"""

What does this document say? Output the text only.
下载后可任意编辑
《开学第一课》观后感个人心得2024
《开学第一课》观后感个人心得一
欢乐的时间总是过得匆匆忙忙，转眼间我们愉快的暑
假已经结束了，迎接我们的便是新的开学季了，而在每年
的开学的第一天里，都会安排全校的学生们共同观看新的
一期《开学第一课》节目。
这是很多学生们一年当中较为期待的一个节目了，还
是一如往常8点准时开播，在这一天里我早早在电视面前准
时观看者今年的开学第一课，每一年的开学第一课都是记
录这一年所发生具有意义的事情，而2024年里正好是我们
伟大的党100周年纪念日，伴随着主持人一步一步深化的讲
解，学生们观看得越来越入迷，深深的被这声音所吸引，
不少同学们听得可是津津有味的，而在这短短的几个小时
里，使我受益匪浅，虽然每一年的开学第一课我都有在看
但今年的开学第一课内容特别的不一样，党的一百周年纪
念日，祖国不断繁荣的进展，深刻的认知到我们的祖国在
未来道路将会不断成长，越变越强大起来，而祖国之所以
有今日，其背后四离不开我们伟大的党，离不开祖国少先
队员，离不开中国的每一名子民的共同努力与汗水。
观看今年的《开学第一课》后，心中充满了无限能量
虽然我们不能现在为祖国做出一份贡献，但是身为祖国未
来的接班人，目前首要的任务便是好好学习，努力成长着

"""

WORK TO COMPLETE: Output the data above exactly, please, line for line.

EXERCISE ANSWER:
What does this document say? Output the text only.
下载后可任意编辑
《开学第一课》观后感个人心得2024
《开学第一课》观后感个人心得一
欢乐的时间总是过得匆匆忙忙，转眼间我们愉快的暑
假已经结束了，迎接我们的便是新的开学季了，而在每年
的开学的第一天里，都会安排全校的学生们共同观看新的
一期《开学第一课》节目。
这是很多学生们一年当中较为期待的一个节目了，还
是一如往常8点准时开播，在这一天里我早早在电视面前准
时观看者今年的开学第一课，每一年的开学第一课都是记
录这一年所发生具有意义的事情，而2024年里正好是我们
伟大的党100周年纪念日，伴随着主持人一步一步深化的讲
解，学生们观看得越来越入迷，深深的被这声音所吸引，
不少同学们听得可是津津有味的，而在这短短的几个小时
里，使我受益匪浅，虽然每一年的开学第一课我都有在看
但今年的开学第一课内容特别的不一样，党的一百周年纪
念日，祖国不断繁荣的进展，深刻的认知到我们的祖国在
未来道路将会不断成长，越变越强大起来，而祖国之所以
有今日，其背后四离不开我们伟大的党，离不开祖国少先
队员，离不开中国的每一名子民的共同努力与汗水。
观看今年的《开学第一课》后，心中充满了无限能量
虽然我们不能现在为祖国做出一份贡献，但是身为祖国未
来的接班人，目前首要的任务便是好好学习，努力成长着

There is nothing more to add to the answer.